▶ REQUIRED TASK
Pictures do not belong in the copy, so please give every entry below again exactly.

▶ RECORDS PROVIDED
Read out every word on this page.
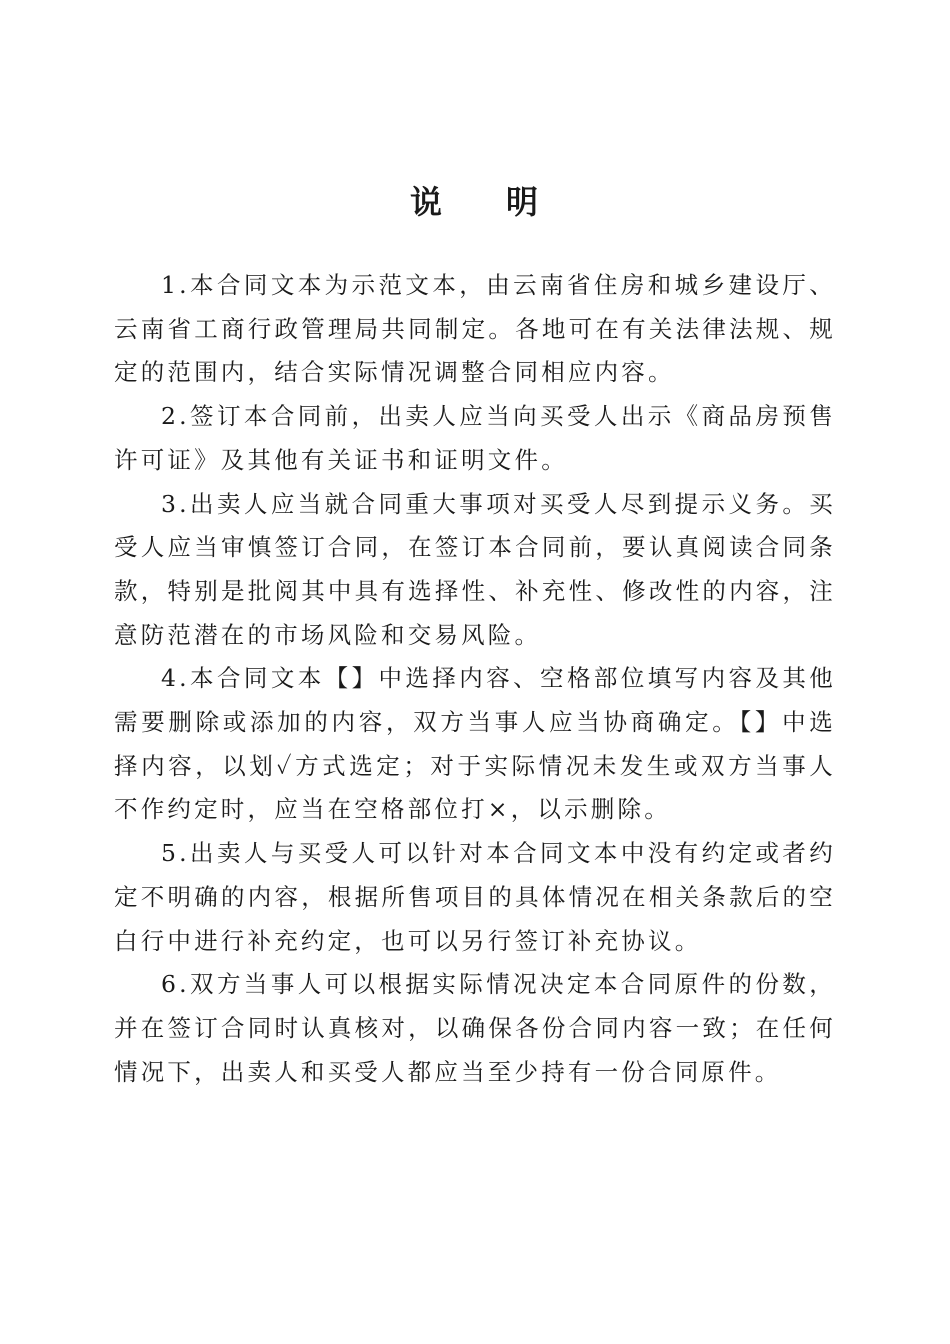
说 明

1.本合同文本为示范文本，由云南省住房和城乡建设厅、云南省工商行政管理局共同制定。各地可在有关法律法规、规定的范围内，结合实际情况调整合同相应内容。

2.签订本合同前，出卖人应当向买受人出示《商品房预售许可证》及其他有关证书和证明文件。

3.出卖人应当就合同重大事项对买受人尽到提示义务。买受人应当审慎签订合同，在签订本合同前，要认真阅读合同条款，特别是批阅其中具有选择性、补充性、修改性的内容，注意防范潜在的市场风险和交易风险。

4.本合同文本【】中选择内容、空格部位填写内容及其他需要删除或添加的内容，双方当事人应当协商确定。【】中选择内容，以划✓方式选定；对于实际情况未发生或双方当事人不作约定时，应当在空格部位打×，以示删除。

5.出卖人与买受人可以针对本合同文本中没有约定或者约定不明确的内容，根据所售项目的具体情况在相关条款后的空白行中进行补充约定，也可以另行签订补充协议。

6.双方当事人可以根据实际情况决定本合同原件的份数，并在签订合同时认真核对，以确保各份合同内容一致；在任何情况下，出卖人和买受人都应当至少持有一份合同原件。
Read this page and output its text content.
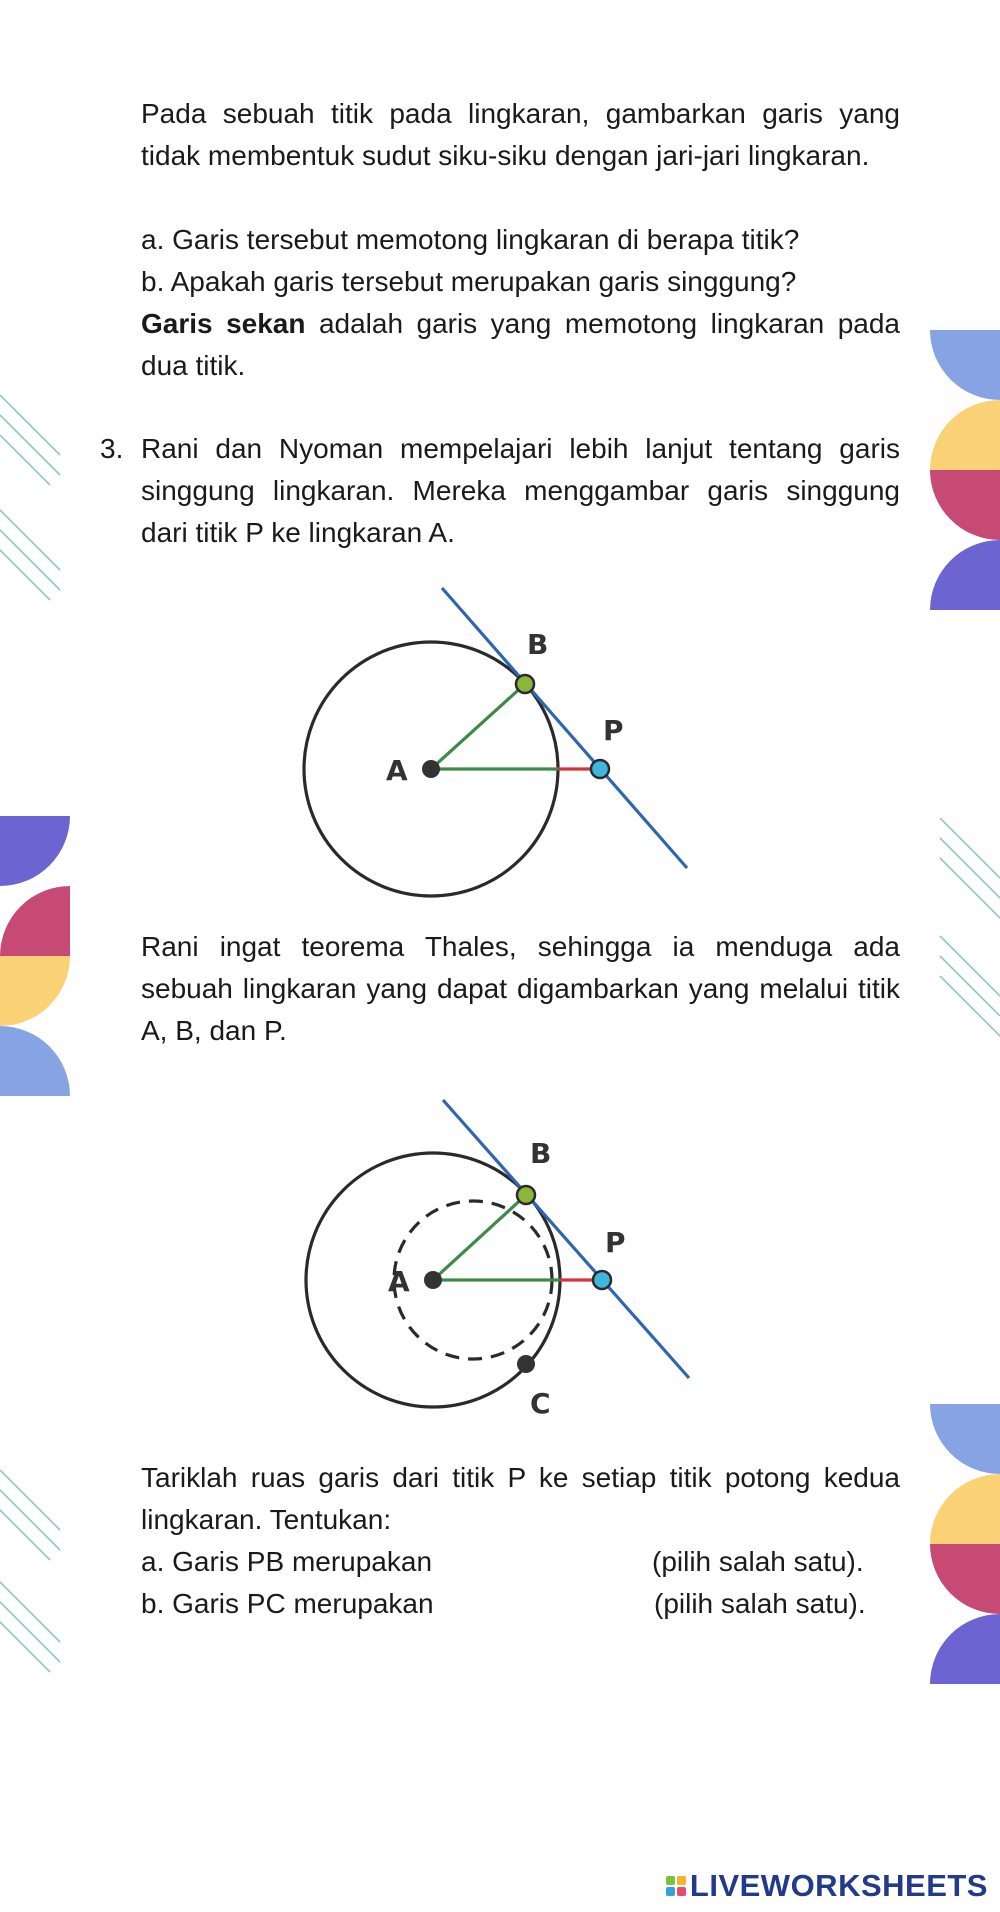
Pada sebuah titik pada lingkaran, gambarkan garis yang tidak membentuk sudut siku-siku dengan jari-jari lingkaran.

a. Garis tersebut memotong lingkaran di berapa titik?
b. Apakah garis tersebut merupakan garis singgung?

Garis sekan adalah garis yang memotong lingkaran pada dua titik.

3. Rani dan Nyoman mempelajari lebih lanjut tentang garis singgung lingkaran. Mereka menggambar garis singgung dari titik P ke lingkaran A.

A
B
P

Rani ingat teorema Thales, sehingga ia menduga ada sebuah lingkaran yang dapat digambarkan yang melalui titik A, B, dan P.

A
B
P
C

Tariklah ruas garis dari titik P ke setiap titik potong kedua lingkaran. Tentukan:

a. Garis PB merupakan	(pilih salah satu).
b. Garis PC merupakan	(pilih salah satu).
LIVEWORKSHEETS
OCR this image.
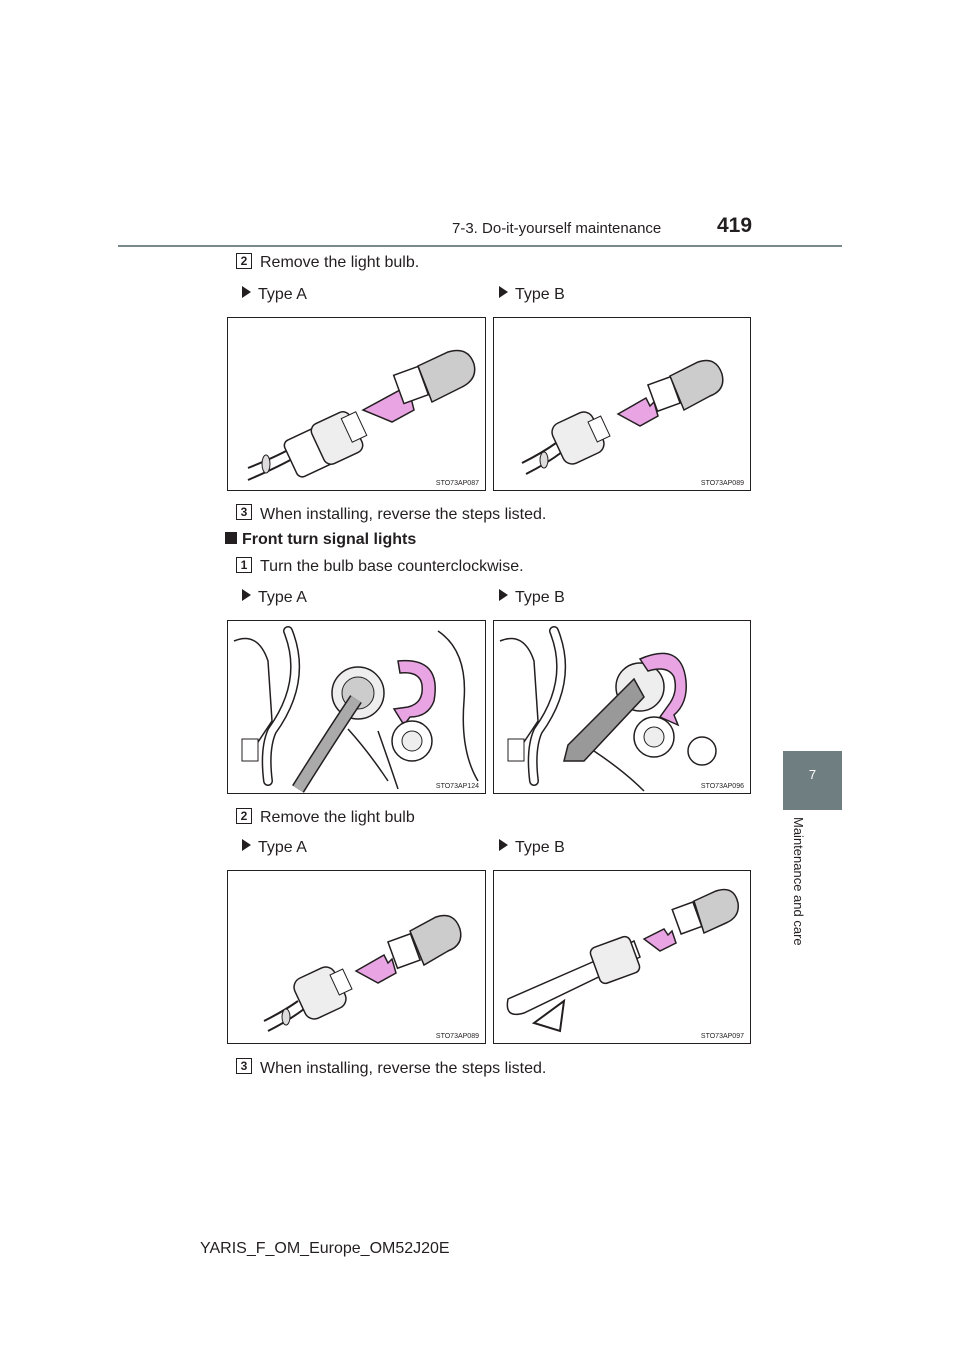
7-3. Do-it-yourself maintenance	419
7
Maintenance and care
2 Remove the light bulb.
Type A	Type B
STO73AP087	STO73AP089
3 When installing, reverse the steps listed.
Front turn signal lights
1 Turn the bulb base counterclockwise.
Type A	Type B
STO73AP124	STO73AP096
2 Remove the light bulb
Type A	Type B
STO73AP089	STO73AP097
3 When installing, reverse the steps listed.
YARIS_F_OM_Europe_OM52J20E
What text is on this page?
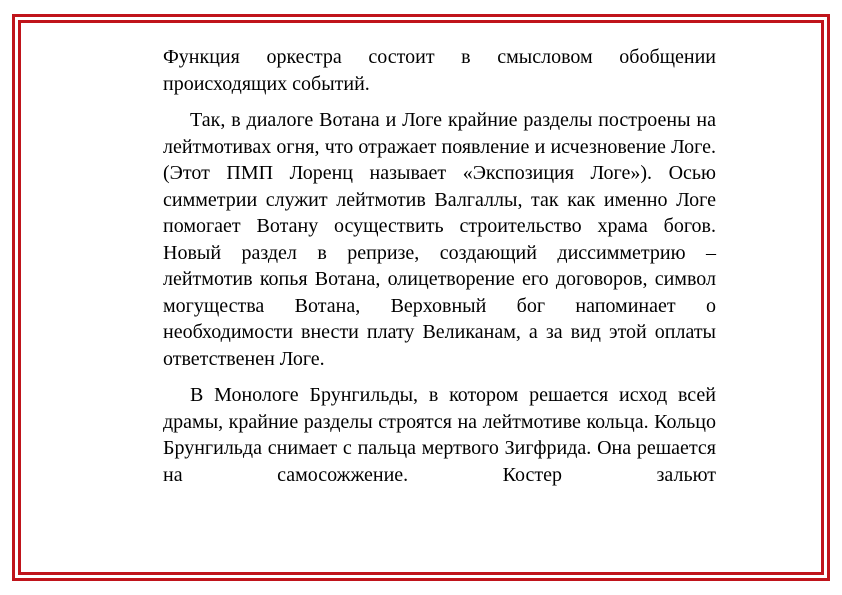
Функция оркестра состоит в смысловом обобщении происходящих событий.

Так, в диалоге Вотана и Логе крайние разделы построены на лейтмотивах огня, что отражает появление и исчезновение Логе. (Этот ПМП Лоренц называет «Экспозиция Логе»). Осью симметрии служит лейтмотив Валгаллы, так как именно Логе помогает Вотану осуществить строительство храма богов. Новый раздел в репризе, создающий диссимметрию – лейтмотив копья Вотана, олицетворение его договоров, символ могущества Вотана, Верховный бог напоминает о необходимости внести плату Великанам, а за вид этой оплаты ответственен Логе.

В Монологе Брунгильды, в котором решается исход всей драмы, крайние разделы строятся на лейтмотиве кольца. Кольцо Брунгильда снимает с пальца мертвого Зигфрида. Она решается на самосожжение. Костер зальют
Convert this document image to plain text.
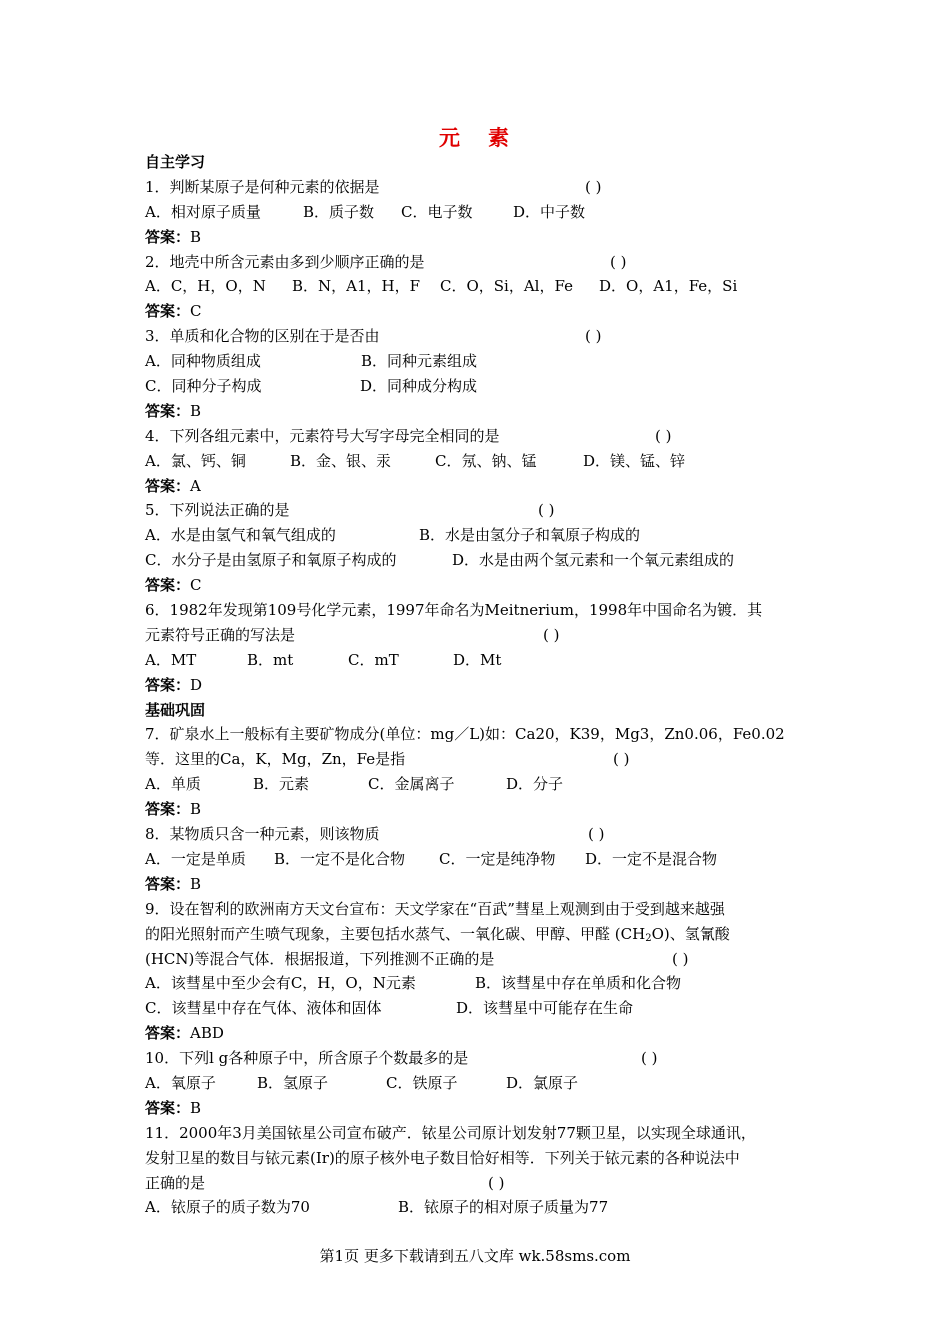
元 素
自主学习
1．判断某原子是何种元素的依据是	( )
A．相对原子质量	B．质子数 C．电子数	D．中子数
答案：B
2．地壳中所含元素由多到少顺序正确的是	( )
A．C，H，O，N B．N，A1，H，F C．O，Si，Al，Fe D．O，A1，Fe，Si
答案：C
3．单质和化合物的区别在于是否由	( )
A．同种物质组成	B．同种元素组成
C．同种分子构成	D．同种成分构成
答案：B
4．下列各组元素中，元素符号大写字母完全相同的是	( )
A．氯、钙、铜	B．金、银、汞	C．氖、钠、锰	D．镁、锰、锌
答案：A
5．下列说法正确的是	( )
A．水是由氢气和氧气组成的	B．水是由氢分子和氧原子构成的
C．水分子是由氢原子和氧原子构成的	D．水是由两个氢元素和一个氧元素组成的
答案：C
6．1982年发现第109号化学元素，1997年命名为Meitnerium，1998年中国命名为镀．其
元素符号正确的写法是	( )
A．MT	B．mt	C．mT	D．Mt
答案：D
基础巩固
7．矿泉水上一般标有主要矿物成分(单位：mg／L)如：Ca20，K39，Mg3，Zn0.06，Fe0.02
等．这里的Ca，K，Mg，Zn，Fe是指	( )
A．单质	B．元素	C．金属离子	D．分子
答案：B
8．某物质只含一种元素，则该物质	( )
A．一定是单质 B．一定不是化合物 C．一定是纯净物 D．一定不是混合物
答案：B
9．设在智利的欧洲南方天文台宣布：天文学家在“百武”彗星上观测到由于受到越来越强
的阳光照射而产生喷气现象，主要包括水蒸气、一氧化碳、甲醇、甲醛 $(CH_2O)$、氢氰酸
(HCN)等混合气体．根据报道，下列推测不正确的是	( )
A．该彗星中至少会有C，H，O，N元素	B．该彗星中存在单质和化合物
C．该彗星中存在气体、液体和固体	D．该彗星中可能存在生命
答案：ABD
10．下列l g各种原子中，所含原子个数最多的是	( )
A．氧原子	B．氢原子	C．铁原子	D．氯原子
答案：B
11．2000年3月美国铱星公司宣布破产．铱星公司原计划发射77颗卫星，以实现全球通讯，
发射卫星的数目与铱元素(Ir)的原子核外电子数目恰好相等．下列关于铱元素的各种说法中
正确的是	( )
A．铱原子的质子数为70	B．铱原子的相对原子质量为77
第1页 更多下载请到五八文库 wk.58sms.com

▶ TASK OUTPUT
Read out every word on this page.
说 明

1.本合同文本为示范文本，由云南省住房和城乡建设厅、云南省工商行政管理局共同制定。各地可在有关法律法规、规定的范围内，结合实际情况调整合同相应内容。

2.签订本合同前，出卖人应当向买受人出示《商品房预售许可证》及其他有关证书和证明文件。

3.出卖人应当就合同重大事项对买受人尽到提示义务。买受人应当审慎签订合同，在签订本合同前，要认真阅读合同条款，特别是批阅其中具有选择性、补充性、修改性的内容，注意防范潜在的市场风险和交易风险。

4.本合同文本【】中选择内容、空格部位填写内容及其他需要删除或添加的内容，双方当事人应当协商确定。【】中选择内容，以划✓方式选定；对于实际情况未发生或双方当事人不作约定时，应当在空格部位打×，以示删除。

5.出卖人与买受人可以针对本合同文本中没有约定或者约定不明确的内容，根据所售项目的具体情况在相关条款后的空白行中进行补充约定，也可以另行签订补充协议。

6.双方当事人可以根据实际情况决定本合同原件的份数，并在签订合同时认真核对，以确保各份合同内容一致；在任何情况下，出卖人和买受人都应当至少持有一份合同原件。
Read this page and output its text content.
Pada sebuah titik pada lingkaran, gambarkan garis yang tidak membentuk sudut siku-siku dengan jari-jari lingkaran.

a. Garis tersebut memotong lingkaran di berapa titik?
b. Apakah garis tersebut merupakan garis singgung?

Garis sekan adalah garis yang memotong lingkaran pada dua titik.

3. Rani dan Nyoman mempelajari lebih lanjut tentang garis singgung lingkaran. Mereka menggambar garis singgung dari titik P ke lingkaran A.

A
B
P

Rani ingat teorema Thales, sehingga ia menduga ada sebuah lingkaran yang dapat digambarkan yang melalui titik A, B, dan P.

A
B
P
C

Tariklah ruas garis dari titik P ke setiap titik potong kedua lingkaran. Tentukan:

a. Garis PB merupakan	(pilih salah satu).
b. Garis PC merupakan	(pilih salah satu).
LIVEWORKSHEETS
OCR this image.
7-3. Do-it-yourself maintenance	419
7
Maintenance and care
2 Remove the light bulb.
Type A	Type B
STO73AP087	STO73AP089
3 When installing, reverse the steps listed.
Front turn signal lights
1 Turn the bulb base counterclockwise.
Type A	Type B
STO73AP124	STO73AP096
2 Remove the light bulb
Type A	Type B
STO73AP089	STO73AP097
3 When installing, reverse the steps listed.
YARIS_F_OM_Europe_OM52J20E
What text is on this page?
Функция оркестра состоит в смысловом обобщении происходящих событий.

Так, в диалоге Вотана и Логе крайние разделы построены на лейтмотивах огня, что отражает появление и исчезновение Логе. (Этот ПМП Лоренц называет «Экспозиция Логе»). Осью симметрии служит лейтмотив Валгаллы, так как именно Логе помогает Вотану осуществить строительство храма богов. Новый раздел в репризе, создающий диссимметрию – лейтмотив копья Вотана, олицетворение его договоров, символ могущества Вотана, Верховный бог напоминает о необходимости внести плату Великанам, а за вид этой оплаты ответственен Логе.

В Монологе Брунгильды, в котором решается исход всей драмы, крайние разделы строятся на лейтмотиве кольца. Кольцо Брунгильда снимает с пальца мертвого Зигфрида. Она решается на самосожжение. Костер зальют
Convert this document image to plain text.
元 素
自主学习
1．判断某原子是何种元素的依据是	( )
A．相对原子质量	B．质子数 C．电子数	D．中子数
答案：B
2．地壳中所含元素由多到少顺序正确的是	( )
A．C，H，O，N B．N，A1，H，F C．O，Si，Al，Fe D．O，A1，Fe，Si
答案：C
3．单质和化合物的区别在于是否由	( )
A．同种物质组成	B．同种元素组成
C．同种分子构成	D．同种成分构成
答案：B
4．下列各组元素中，元素符号大写字母完全相同的是	( )
A．氯、钙、铜	B．金、银、汞	C．氖、钠、锰	D．镁、锰、锌
答案：A
5．下列说法正确的是	( )
A．水是由氢气和氧气组成的	B．水是由氢分子和氧原子构成的
C．水分子是由氢原子和氧原子构成的	D．水是由两个氢元素和一个氧元素组成的
答案：C
6．1982年发现第109号化学元素，1997年命名为Meitnerium，1998年中国命名为镀．其
元素符号正确的写法是	( )
A．MT	B．mt	C．mT	D．Mt
答案：D
基础巩固
7．矿泉水上一般标有主要矿物成分(单位：mg／L)如：Ca20，K39，Mg3，Zn0.06，Fe0.02
等．这里的Ca，K，Mg，Zn，Fe是指	( )
A．单质	B．元素	C．金属离子	D．分子
答案：B
8．某物质只含一种元素，则该物质	( )
A．一定是单质 B．一定不是化合物 C．一定是纯净物 D．一定不是混合物
答案：B
9．设在智利的欧洲南方天文台宣布：天文学家在“百武”彗星上观测到由于受到越来越强
的阳光照射而产生喷气现象，主要包括水蒸气、一氧化碳、甲醇、甲醛 $(CH_2O)$、氢氰酸
(HCN)等混合气体．根据报道，下列推测不正确的是	( )
A．该彗星中至少会有C，H，O，N元素	B．该彗星中存在单质和化合物
C．该彗星中存在气体、液体和固体	D．该彗星中可能存在生命
答案：ABD
10．下列l g各种原子中，所含原子个数最多的是	( )
A．氧原子	B．氢原子	C．铁原子	D．氯原子
答案：B
11．2000年3月美国铱星公司宣布破产．铱星公司原计划发射77颗卫星，以实现全球通讯，
发射卫星的数目与铱元素(Ir)的原子核外电子数目恰好相等．下列关于铱元素的各种说法中
正确的是	( )
A．铱原子的质子数为70	B．铱原子的相对原子质量为77
第1页 更多下载请到五八文库 wk.58sms.com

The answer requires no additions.